Challenge: Can you transcribe every record below exactly as it appears?

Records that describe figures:
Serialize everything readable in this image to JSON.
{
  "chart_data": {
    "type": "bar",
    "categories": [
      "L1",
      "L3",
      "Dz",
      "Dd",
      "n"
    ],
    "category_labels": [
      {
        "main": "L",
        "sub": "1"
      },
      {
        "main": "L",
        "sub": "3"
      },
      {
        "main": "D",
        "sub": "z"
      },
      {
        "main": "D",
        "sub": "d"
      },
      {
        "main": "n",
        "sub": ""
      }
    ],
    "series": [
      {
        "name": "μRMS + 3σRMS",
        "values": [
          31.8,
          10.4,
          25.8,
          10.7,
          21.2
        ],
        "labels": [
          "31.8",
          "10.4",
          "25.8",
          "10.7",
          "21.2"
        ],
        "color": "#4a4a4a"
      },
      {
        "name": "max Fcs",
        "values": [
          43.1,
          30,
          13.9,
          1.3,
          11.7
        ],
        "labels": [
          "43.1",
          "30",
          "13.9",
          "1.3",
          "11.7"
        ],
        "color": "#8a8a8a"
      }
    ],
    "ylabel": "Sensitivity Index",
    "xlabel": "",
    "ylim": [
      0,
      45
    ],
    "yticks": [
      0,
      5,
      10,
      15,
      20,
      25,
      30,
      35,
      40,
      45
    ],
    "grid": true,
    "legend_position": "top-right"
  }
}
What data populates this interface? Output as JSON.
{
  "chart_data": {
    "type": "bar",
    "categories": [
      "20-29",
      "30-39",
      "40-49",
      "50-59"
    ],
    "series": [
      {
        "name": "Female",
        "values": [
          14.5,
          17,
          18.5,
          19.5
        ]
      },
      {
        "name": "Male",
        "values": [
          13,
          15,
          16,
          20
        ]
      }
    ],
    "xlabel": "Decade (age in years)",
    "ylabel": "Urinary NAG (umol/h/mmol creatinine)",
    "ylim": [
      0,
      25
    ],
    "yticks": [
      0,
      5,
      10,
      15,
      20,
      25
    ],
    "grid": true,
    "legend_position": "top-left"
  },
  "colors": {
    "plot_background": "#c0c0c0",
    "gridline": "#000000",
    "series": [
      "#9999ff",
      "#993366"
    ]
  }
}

Written reply:
Serialize everything readable in this image to JSON.
{
  "chart_data": {
    "type": "bar",
    "categories": [
      "L1",
      "L3",
      "Dz",
      "Dd",
      "n"
    ],
    "category_labels": [
      {
        "main": "L",
        "sub": "1"
      },
      {
        "main": "L",
        "sub": "3"
      },
      {
        "main": "D",
        "sub": "z"
      },
      {
        "main": "D",
        "sub": "d"
      },
      {
        "main": "n",
        "sub": ""
      }
    ],
    "series": [
      {
        "name": "μRMS + 3σRMS",
        "values": [
          31.8,
          10.4,
          25.8,
          10.7,
          21.2
        ],
        "labels": [
          "31.8",
          "10.4",
          "25.8",
          "10.7",
          "21.2"
        ],
        "color": "#4a4a4a"
      },
      {
        "name": "max Fcs",
        "values": [
          43.1,
          30,
          13.9,
          1.3,
          11.7
        ],
        "labels": [
          "43.1",
          "30",
          "13.9",
          "1.3",
          "11.7"
        ],
        "color": "#8a8a8a"
      }
    ],
    "ylabel": "Sensitivity Index",
    "xlabel": "",
    "ylim": [
      0,
      45
    ],
    "yticks": [
      0,
      5,
      10,
      15,
      20,
      25,
      30,
      35,
      40,
      45
    ],
    "grid": true,
    "legend_position": "top-right"
  }
}
What data populates this interface? Output as JSON.
{
  "chart_data": {
    "type": "bar",
    "categories": [
      "20-29",
      "30-39",
      "40-49",
      "50-59"
    ],
    "series": [
      {
        "name": "Female",
        "values": [
          14.5,
          17,
          18.5,
          19.5
        ]
      },
      {
        "name": "Male",
        "values": [
          13,
          15,
          16,
          20
        ]
      }
    ],
    "xlabel": "Decade (age in years)",
    "ylabel": "Urinary NAG (umol/h/mmol creatinine)",
    "ylim": [
      0,
      25
    ],
    "yticks": [
      0,
      5,
      10,
      15,
      20,
      25
    ],
    "grid": true,
    "legend_position": "top-left"
  },
  "colors": {
    "plot_background": "#c0c0c0",
    "gridline": "#000000",
    "series": [
      "#9999ff",
      "#993366"
    ]
  }
}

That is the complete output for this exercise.